▶ Texte
++++

A l’hôpital de Deir Al-Balah, à Gaza, le 8 juin 2024. KARIN HUSTER
En plongeant dans ses souvenirs, Mehdi El Melali, un urgentiste français de 33 ans, s’interrompt, submergé par l’émotion. Aucun mot ne décrit fidèlement l’enfer de la bande de Gaza. Lui n’y a passé que trois semaines, du 4 au 25 juillet 2024, lors d’une mission organisée par les organisations Al-Rahma et PalMed Europe. La violence de son récit tranche avec la douceur de cette soirée d’été, dans un café parisien. « Une partie de moi est un peu restée là-bas, s’excuse-t-il. J’ai du mal à couper. » Comme d’autres humanitaires européens, il en a conçu une profonde solitude.

++++

▶ Vos consignes
Dans le texte sur l'urgentiste français à Gaza, recopiez sans rien changer tout ce qui va de « A l’hôpital de » jusqu'à « une profonde solitude. » inclus.

▶ Données de l'exercice
++++

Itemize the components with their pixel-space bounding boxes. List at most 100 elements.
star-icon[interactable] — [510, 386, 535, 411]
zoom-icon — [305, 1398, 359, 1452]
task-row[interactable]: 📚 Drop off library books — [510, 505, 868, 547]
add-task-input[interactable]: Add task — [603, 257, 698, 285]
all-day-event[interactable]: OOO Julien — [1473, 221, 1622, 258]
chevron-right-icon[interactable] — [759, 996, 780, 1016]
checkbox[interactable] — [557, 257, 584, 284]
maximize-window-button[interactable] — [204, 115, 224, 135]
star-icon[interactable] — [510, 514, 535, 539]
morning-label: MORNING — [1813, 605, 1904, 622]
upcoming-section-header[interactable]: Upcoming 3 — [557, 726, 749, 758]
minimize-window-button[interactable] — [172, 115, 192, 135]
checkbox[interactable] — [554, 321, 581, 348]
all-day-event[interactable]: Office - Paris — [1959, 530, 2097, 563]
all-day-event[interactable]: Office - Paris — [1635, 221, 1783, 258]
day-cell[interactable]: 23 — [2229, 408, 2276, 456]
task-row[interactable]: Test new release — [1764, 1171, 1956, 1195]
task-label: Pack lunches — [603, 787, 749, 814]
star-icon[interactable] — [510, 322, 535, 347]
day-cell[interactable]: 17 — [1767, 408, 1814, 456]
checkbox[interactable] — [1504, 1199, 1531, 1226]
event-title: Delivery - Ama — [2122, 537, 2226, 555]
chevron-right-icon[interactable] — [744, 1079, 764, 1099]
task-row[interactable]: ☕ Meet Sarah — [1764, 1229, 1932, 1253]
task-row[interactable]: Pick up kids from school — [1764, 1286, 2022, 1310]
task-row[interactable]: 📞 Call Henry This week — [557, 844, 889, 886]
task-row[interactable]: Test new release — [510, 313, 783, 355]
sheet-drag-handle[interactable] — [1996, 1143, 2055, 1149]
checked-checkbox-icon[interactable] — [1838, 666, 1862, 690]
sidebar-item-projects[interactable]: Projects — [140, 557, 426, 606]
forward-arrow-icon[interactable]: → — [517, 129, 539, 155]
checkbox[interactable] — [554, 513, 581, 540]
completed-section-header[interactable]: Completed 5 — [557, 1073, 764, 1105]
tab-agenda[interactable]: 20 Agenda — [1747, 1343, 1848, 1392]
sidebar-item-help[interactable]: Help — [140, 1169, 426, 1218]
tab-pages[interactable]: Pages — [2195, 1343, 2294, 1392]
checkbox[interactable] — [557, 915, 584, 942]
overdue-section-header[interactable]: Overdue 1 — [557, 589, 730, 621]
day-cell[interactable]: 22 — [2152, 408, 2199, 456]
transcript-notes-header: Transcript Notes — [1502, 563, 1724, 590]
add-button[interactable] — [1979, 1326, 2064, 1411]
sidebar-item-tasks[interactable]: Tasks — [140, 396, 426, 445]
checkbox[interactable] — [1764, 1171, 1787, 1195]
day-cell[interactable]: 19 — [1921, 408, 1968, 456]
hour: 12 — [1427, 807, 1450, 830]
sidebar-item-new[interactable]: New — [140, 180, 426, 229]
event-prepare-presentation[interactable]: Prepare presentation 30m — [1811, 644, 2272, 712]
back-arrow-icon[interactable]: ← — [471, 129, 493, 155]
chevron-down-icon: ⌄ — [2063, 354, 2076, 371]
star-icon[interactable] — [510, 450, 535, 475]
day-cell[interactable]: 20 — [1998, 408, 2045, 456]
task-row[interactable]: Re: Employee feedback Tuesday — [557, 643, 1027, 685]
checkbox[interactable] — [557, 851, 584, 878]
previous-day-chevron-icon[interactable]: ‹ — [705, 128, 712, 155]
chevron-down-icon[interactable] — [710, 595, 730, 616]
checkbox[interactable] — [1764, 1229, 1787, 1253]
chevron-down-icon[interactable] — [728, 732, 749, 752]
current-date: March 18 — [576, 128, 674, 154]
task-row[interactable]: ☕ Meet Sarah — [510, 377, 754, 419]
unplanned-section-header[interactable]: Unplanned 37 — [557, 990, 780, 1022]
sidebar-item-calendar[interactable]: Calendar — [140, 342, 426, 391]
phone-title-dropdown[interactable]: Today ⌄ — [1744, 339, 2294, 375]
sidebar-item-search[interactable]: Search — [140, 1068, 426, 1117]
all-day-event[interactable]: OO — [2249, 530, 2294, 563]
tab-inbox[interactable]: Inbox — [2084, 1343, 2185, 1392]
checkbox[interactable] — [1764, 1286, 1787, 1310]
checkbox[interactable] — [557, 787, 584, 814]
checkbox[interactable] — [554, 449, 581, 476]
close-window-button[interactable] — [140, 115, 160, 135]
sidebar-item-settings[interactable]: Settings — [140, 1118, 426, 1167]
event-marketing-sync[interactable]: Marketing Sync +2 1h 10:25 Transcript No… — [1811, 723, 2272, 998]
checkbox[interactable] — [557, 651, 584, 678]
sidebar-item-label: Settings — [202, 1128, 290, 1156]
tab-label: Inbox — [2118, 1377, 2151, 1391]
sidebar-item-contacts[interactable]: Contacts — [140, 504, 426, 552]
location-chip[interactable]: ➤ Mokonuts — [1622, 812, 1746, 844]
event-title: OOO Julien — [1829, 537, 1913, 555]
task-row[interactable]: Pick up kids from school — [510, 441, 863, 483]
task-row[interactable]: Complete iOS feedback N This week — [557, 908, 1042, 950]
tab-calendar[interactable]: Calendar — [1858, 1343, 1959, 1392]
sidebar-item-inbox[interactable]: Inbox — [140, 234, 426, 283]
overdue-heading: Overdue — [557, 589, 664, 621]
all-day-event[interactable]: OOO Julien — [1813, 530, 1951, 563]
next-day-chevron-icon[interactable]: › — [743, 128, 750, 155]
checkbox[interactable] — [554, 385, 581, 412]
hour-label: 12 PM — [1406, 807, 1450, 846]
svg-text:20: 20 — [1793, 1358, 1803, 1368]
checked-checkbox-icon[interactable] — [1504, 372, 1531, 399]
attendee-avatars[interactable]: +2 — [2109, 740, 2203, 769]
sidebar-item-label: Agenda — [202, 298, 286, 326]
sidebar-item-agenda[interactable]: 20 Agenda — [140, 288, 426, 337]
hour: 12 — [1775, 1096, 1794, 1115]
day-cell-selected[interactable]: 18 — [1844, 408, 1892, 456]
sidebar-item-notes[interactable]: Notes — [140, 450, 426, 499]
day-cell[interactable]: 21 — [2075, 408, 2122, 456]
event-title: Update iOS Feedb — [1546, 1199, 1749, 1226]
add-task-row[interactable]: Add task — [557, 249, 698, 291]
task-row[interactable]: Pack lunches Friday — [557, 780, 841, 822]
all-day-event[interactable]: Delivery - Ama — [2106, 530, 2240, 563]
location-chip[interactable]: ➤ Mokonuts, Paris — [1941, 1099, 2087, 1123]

++++

▶ Réponse ci-dessous
A l’hôpital de Deir Al-Balah, à Gaza, le 8 juin 2024. KARIN HUSTER
En plongeant dans ses souvenirs, Mehdi El Melali, un urgentiste français de 33 ans, s’interrompt, submergé par l’émotion. Aucun mot ne décrit fidèlement l’enfer de la bande de Gaza. Lui n’y a passé que trois semaines, du 4 au 25 juillet 2024, lors d’une mission organisée par les organisations Al-Rahma et PalMed Europe. La violence de son récit tranche avec la douceur de cette soirée d’été, dans un café parisien. « Une partie de moi est un peu restée là-bas, s’excuse-t-il. J’ai du mal à couper. » Comme d’autres humanitaires européens, il en a conçu une profonde solitude.